BEGIN Data records

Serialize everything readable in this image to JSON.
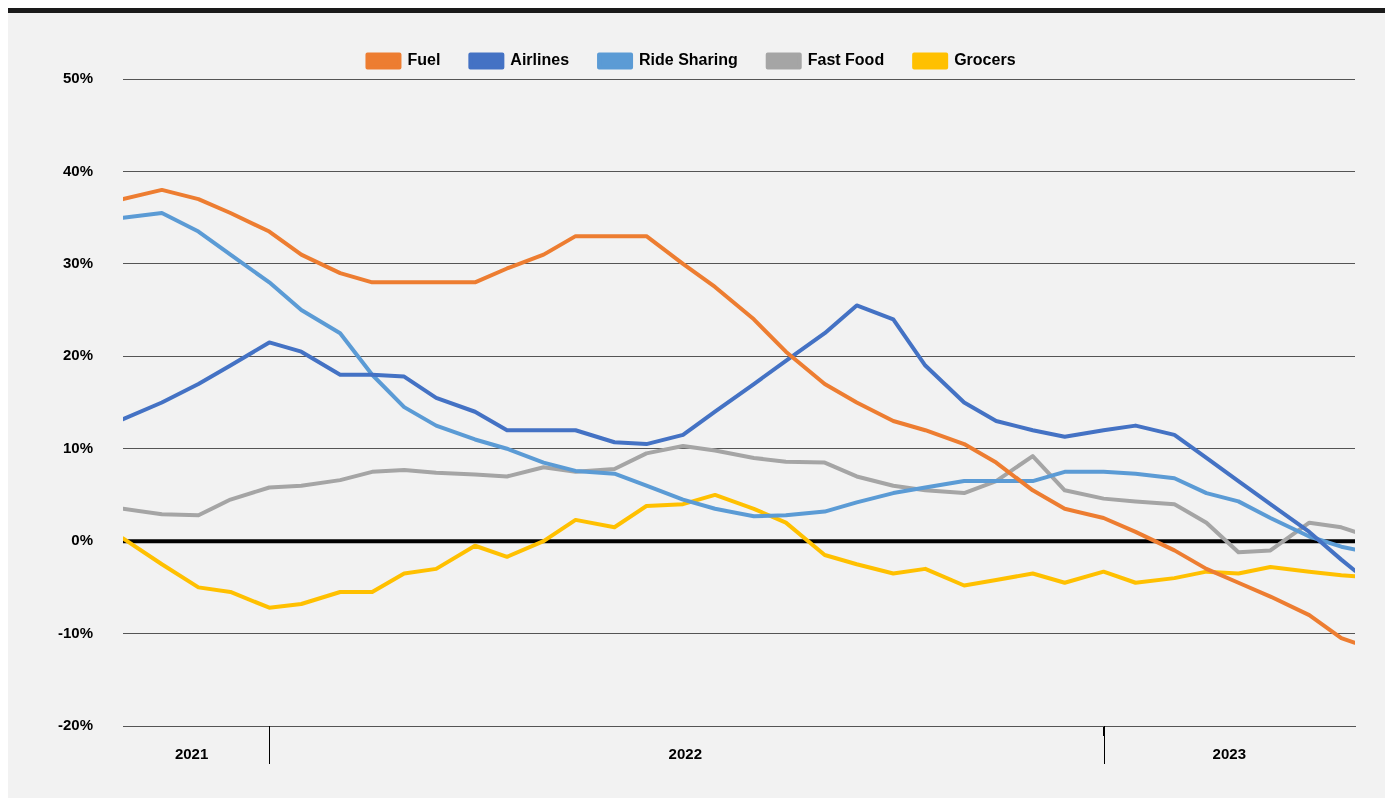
{
  "chart_data": {
    "type": "line",
    "legend": "top",
    "grid": "y",
    "line_style": "solid",
    "x": [
      "2021-10-29",
      "2021-11-15",
      "2021-12-01",
      "2021-12-15",
      "2022-01-01",
      "2022-01-15",
      "2022-02-01",
      "2022-02-15",
      "2022-03-01",
      "2022-03-15",
      "2022-04-01",
      "2022-04-15",
      "2022-05-01",
      "2022-05-15",
      "2022-06-01",
      "2022-06-15",
      "2022-07-01",
      "2022-07-15",
      "2022-08-01",
      "2022-08-15",
      "2022-09-01",
      "2022-09-15",
      "2022-10-01",
      "2022-10-15",
      "2022-11-01",
      "2022-11-15",
      "2022-12-01",
      "2022-12-15",
      "2023-01-01",
      "2023-01-15",
      "2023-02-01",
      "2023-02-15",
      "2023-03-01",
      "2023-03-15",
      "2023-04-01",
      "2023-04-15",
      "2023-04-21"
    ],
    "xlim": [
      "2021-10-29",
      "2023-04-21"
    ],
    "xticks": [
      {
        "value": "2021-11-28",
        "label": "2021"
      },
      {
        "value": "2022-01-01",
        "label": null
      },
      {
        "value": "2022-07-02",
        "label": "2022"
      },
      {
        "value": "2023-01-01",
        "label": null
      },
      {
        "value": "2023-02-25",
        "label": "2023"
      }
    ],
    "ylim": [
      -20,
      50
    ],
    "yticks": [
      {
        "value": -20,
        "label": "-20%"
      },
      {
        "value": -10,
        "label": "-10%"
      },
      {
        "value": 0,
        "label": "0%"
      },
      {
        "value": 10,
        "label": "10%"
      },
      {
        "value": 20,
        "label": "20%"
      },
      {
        "value": 30,
        "label": "30%"
      },
      {
        "value": 40,
        "label": "40%"
      },
      {
        "value": 50,
        "label": "50%"
      }
    ],
    "ref_lines": [
      {
        "axis": "y",
        "value": 0,
        "color": "#000000"
      }
    ],
    "series": [
      {
        "name": "Fuel",
        "color": "#ed7d31",
        "values": [
          37,
          38,
          37,
          35.5,
          33.5,
          31,
          29,
          28,
          28,
          28,
          28,
          29.5,
          31,
          33,
          33,
          33,
          30,
          27.5,
          24,
          20.5,
          17,
          15,
          13,
          12,
          10.5,
          8.5,
          5.5,
          3.5,
          2.5,
          1,
          -1,
          -3,
          -4.5,
          -6,
          -8,
          -10.5,
          -11
        ]
      },
      {
        "name": "Airlines",
        "color": "#4472c4",
        "values": [
          13.2,
          15,
          17,
          19,
          21.5,
          20.5,
          18,
          18,
          17.8,
          15.5,
          14,
          12,
          12,
          12,
          10.7,
          10.5,
          11.5,
          14,
          17,
          19.5,
          22.5,
          25.5,
          24,
          19,
          15,
          13,
          12,
          11.3,
          12,
          12.5,
          11.5,
          9,
          6.5,
          4,
          1,
          -2,
          -3.2
        ]
      },
      {
        "name": "Ride Sharing",
        "color": "#5b9bd5",
        "values": [
          35,
          35.5,
          33.5,
          31,
          28,
          25,
          22.5,
          18,
          14.5,
          12.5,
          11,
          10,
          8.5,
          7.6,
          7.3,
          6,
          4.5,
          3.5,
          2.7,
          2.8,
          3.2,
          4.2,
          5.2,
          5.8,
          6.5,
          6.5,
          6.5,
          7.5,
          7.5,
          7.3,
          6.8,
          5.2,
          4.3,
          2.5,
          0.5,
          -0.6,
          -0.9
        ]
      },
      {
        "name": "Fast Food",
        "color": "#a5a5a5",
        "values": [
          3.5,
          2.9,
          2.8,
          4.5,
          5.8,
          6,
          6.6,
          7.5,
          7.7,
          7.4,
          7.2,
          7,
          8,
          7.5,
          7.8,
          9.5,
          10.3,
          9.8,
          9,
          8.6,
          8.5,
          7,
          6,
          5.5,
          5.2,
          6.5,
          9.2,
          5.5,
          4.6,
          4.3,
          4,
          2,
          -1.2,
          -1,
          2,
          1.5,
          1
        ]
      },
      {
        "name": "Grocers",
        "color": "#ffc000",
        "values": [
          0.3,
          -2.5,
          -5,
          -5.5,
          -7.2,
          -6.8,
          -5.5,
          -5.5,
          -3.5,
          -3,
          -0.5,
          -1.7,
          0,
          2.3,
          1.5,
          3.8,
          4,
          5,
          3.5,
          2,
          -1.5,
          -2.5,
          -3.5,
          -3,
          -4.8,
          -4.2,
          -3.5,
          -4.5,
          -3.3,
          -4.5,
          -4,
          -3.3,
          -3.5,
          -2.8,
          -3.3,
          -3.7,
          -3.8
        ]
      }
    ]
  }
}
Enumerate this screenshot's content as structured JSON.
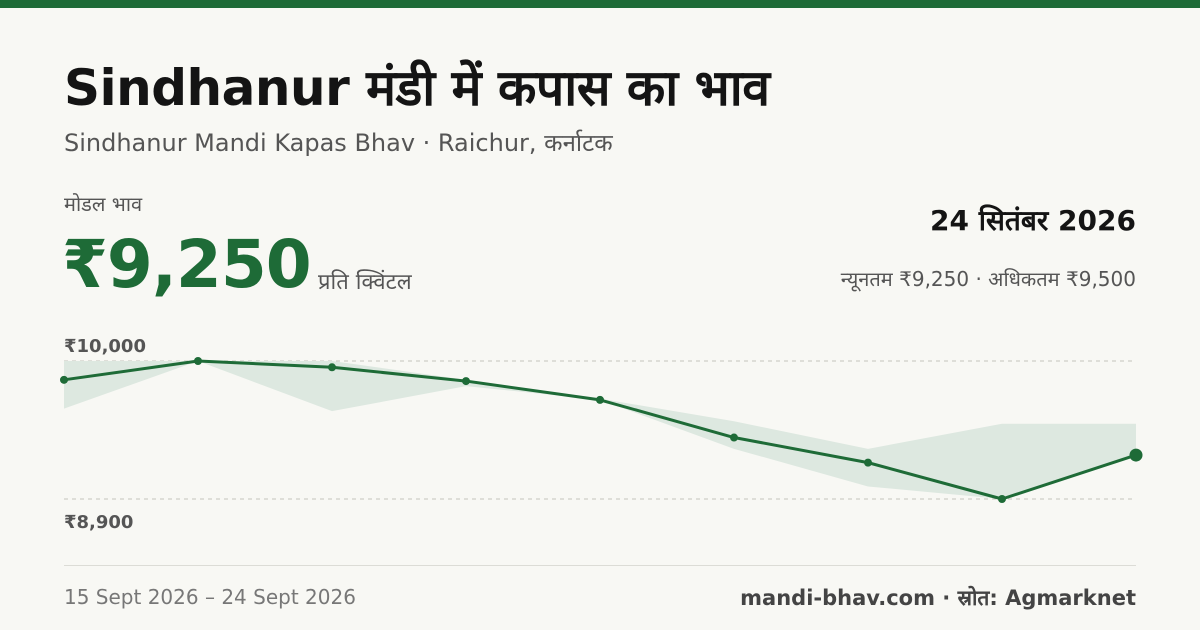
{
  "header": {
    "title": "Sindhanur मंडी में कपास का भाव",
    "subtitle": "Sindhanur Mandi Kapas Bhav · Raichur, कर्नाटक"
  },
  "price": {
    "label": "मोडल भाव",
    "value": "₹9,250",
    "unit": "प्रति क्विंटल"
  },
  "date": "24 सितंबर 2026",
  "minmax": "न्यूनतम ₹9,250 · अधिकतम ₹9,500",
  "footer": {
    "range": "15 Sept 2026 – 24 Sept 2026",
    "source": "mandi-bhav.com · स्रोत: Agmarknet"
  },
  "colors": {
    "accent": "#1e6b37",
    "band": "#dde8e0",
    "grid": "#c4c4bc"
  },
  "chart_data": {
    "type": "line",
    "yticks": [
      {
        "value": 10000,
        "label": "₹10,000"
      },
      {
        "value": 8900,
        "label": "₹8,900"
      }
    ],
    "ylim": [
      8900,
      10000
    ],
    "series": [
      {
        "values": [
          9850,
          10000,
          9950,
          9840,
          9690,
          9390,
          9190,
          8900,
          9250
        ]
      }
    ],
    "band_max": [
      10000,
      10000,
      10000,
      9850,
      9700,
      9520,
      9300,
      9500,
      9500
    ],
    "band_min": [
      9620,
      10000,
      9600,
      9800,
      9690,
      9300,
      9000,
      8900,
      9250
    ],
    "grid": "horizontal-dashed"
  }
}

END Data records

## Goal:
Transcribe the whole listing, character for character, but not its images.

## Exercise result:
Serialize everything readable in this image to JSON.
{
  "chart_data": {
    "type": "line",
    "legend": "top",
    "grid": "y",
    "line_style": "solid",
    "x": [
      "2021-10-29",
      "2021-11-15",
      "2021-12-01",
      "2021-12-15",
      "2022-01-01",
      "2022-01-15",
      "2022-02-01",
      "2022-02-15",
      "2022-03-01",
      "2022-03-15",
      "2022-04-01",
      "2022-04-15",
      "2022-05-01",
      "2022-05-15",
      "2022-06-01",
      "2022-06-15",
      "2022-07-01",
      "2022-07-15",
      "2022-08-01",
      "2022-08-15",
      "2022-09-01",
      "2022-09-15",
      "2022-10-01",
      "2022-10-15",
      "2022-11-01",
      "2022-11-15",
      "2022-12-01",
      "2022-12-15",
      "2023-01-01",
      "2023-01-15",
      "2023-02-01",
      "2023-02-15",
      "2023-03-01",
      "2023-03-15",
      "2023-04-01",
      "2023-04-15",
      "2023-04-21"
    ],
    "xlim": [
      "2021-10-29",
      "2023-04-21"
    ],
    "xticks": [
      {
        "value": "2021-11-28",
        "label": "2021"
      },
      {
        "value": "2022-01-01",
        "label": null
      },
      {
        "value": "2022-07-02",
        "label": "2022"
      },
      {
        "value": "2023-01-01",
        "label": null
      },
      {
        "value": "2023-02-25",
        "label": "2023"
      }
    ],
    "ylim": [
      -20,
      50
    ],
    "yticks": [
      {
        "value": -20,
        "label": "-20%"
      },
      {
        "value": -10,
        "label": "-10%"
      },
      {
        "value": 0,
        "label": "0%"
      },
      {
        "value": 10,
        "label": "10%"
      },
      {
        "value": 20,
        "label": "20%"
      },
      {
        "value": 30,
        "label": "30%"
      },
      {
        "value": 40,
        "label": "40%"
      },
      {
        "value": 50,
        "label": "50%"
      }
    ],
    "ref_lines": [
      {
        "axis": "y",
        "value": 0,
        "color": "#000000"
      }
    ],
    "series": [
      {
        "name": "Fuel",
        "color": "#ed7d31",
        "values": [
          37,
          38,
          37,
          35.5,
          33.5,
          31,
          29,
          28,
          28,
          28,
          28,
          29.5,
          31,
          33,
          33,
          33,
          30,
          27.5,
          24,
          20.5,
          17,
          15,
          13,
          12,
          10.5,
          8.5,
          5.5,
          3.5,
          2.5,
          1,
          -1,
          -3,
          -4.5,
          -6,
          -8,
          -10.5,
          -11
        ]
      },
      {
        "name": "Airlines",
        "color": "#4472c4",
        "values": [
          13.2,
          15,
          17,
          19,
          21.5,
          20.5,
          18,
          18,
          17.8,
          15.5,
          14,
          12,
          12,
          12,
          10.7,
          10.5,
          11.5,
          14,
          17,
          19.5,
          22.5,
          25.5,
          24,
          19,
          15,
          13,
          12,
          11.3,
          12,
          12.5,
          11.5,
          9,
          6.5,
          4,
          1,
          -2,
          -3.2
        ]
      },
      {
        "name": "Ride Sharing",
        "color": "#5b9bd5",
        "values": [
          35,
          35.5,
          33.5,
          31,
          28,
          25,
          22.5,
          18,
          14.5,
          12.5,
          11,
          10,
          8.5,
          7.6,
          7.3,
          6,
          4.5,
          3.5,
          2.7,
          2.8,
          3.2,
          4.2,
          5.2,
          5.8,
          6.5,
          6.5,
          6.5,
          7.5,
          7.5,
          7.3,
          6.8,
          5.2,
          4.3,
          2.5,
          0.5,
          -0.6,
          -0.9
        ]
      },
      {
        "name": "Fast Food",
        "color": "#a5a5a5",
        "values": [
          3.5,
          2.9,
          2.8,
          4.5,
          5.8,
          6,
          6.6,
          7.5,
          7.7,
          7.4,
          7.2,
          7,
          8,
          7.5,
          7.8,
          9.5,
          10.3,
          9.8,
          9,
          8.6,
          8.5,
          7,
          6,
          5.5,
          5.2,
          6.5,
          9.2,
          5.5,
          4.6,
          4.3,
          4,
          2,
          -1.2,
          -1,
          2,
          1.5,
          1
        ]
      },
      {
        "name": "Grocers",
        "color": "#ffc000",
        "values": [
          0.3,
          -2.5,
          -5,
          -5.5,
          -7.2,
          -6.8,
          -5.5,
          -5.5,
          -3.5,
          -3,
          -0.5,
          -1.7,
          0,
          2.3,
          1.5,
          3.8,
          4,
          5,
          3.5,
          2,
          -1.5,
          -2.5,
          -3.5,
          -3,
          -4.8,
          -4.2,
          -3.5,
          -4.5,
          -3.3,
          -4.5,
          -4,
          -3.3,
          -3.5,
          -2.8,
          -3.3,
          -3.7,
          -3.8
        ]
      }
    ]
  }
}
Enumerate this screenshot's content as structured JSON.
{
  "header": {
    "title": "Sindhanur मंडी में कपास का भाव",
    "subtitle": "Sindhanur Mandi Kapas Bhav · Raichur, कर्नाटक"
  },
  "price": {
    "label": "मोडल भाव",
    "value": "₹9,250",
    "unit": "प्रति क्विंटल"
  },
  "date": "24 सितंबर 2026",
  "minmax": "न्यूनतम ₹9,250 · अधिकतम ₹9,500",
  "footer": {
    "range": "15 Sept 2026 – 24 Sept 2026",
    "source": "mandi-bhav.com · स्रोत: Agmarknet"
  },
  "colors": {
    "accent": "#1e6b37",
    "band": "#dde8e0",
    "grid": "#c4c4bc"
  },
  "chart_data": {
    "type": "line",
    "yticks": [
      {
        "value": 10000,
        "label": "₹10,000"
      },
      {
        "value": 8900,
        "label": "₹8,900"
      }
    ],
    "ylim": [
      8900,
      10000
    ],
    "series": [
      {
        "values": [
          9850,
          10000,
          9950,
          9840,
          9690,
          9390,
          9190,
          8900,
          9250
        ]
      }
    ],
    "band_max": [
      10000,
      10000,
      10000,
      9850,
      9700,
      9520,
      9300,
      9500,
      9500
    ],
    "band_min": [
      9620,
      10000,
      9600,
      9800,
      9690,
      9300,
      9000,
      8900,
      9250
    ],
    "grid": "horizontal-dashed"
  }
}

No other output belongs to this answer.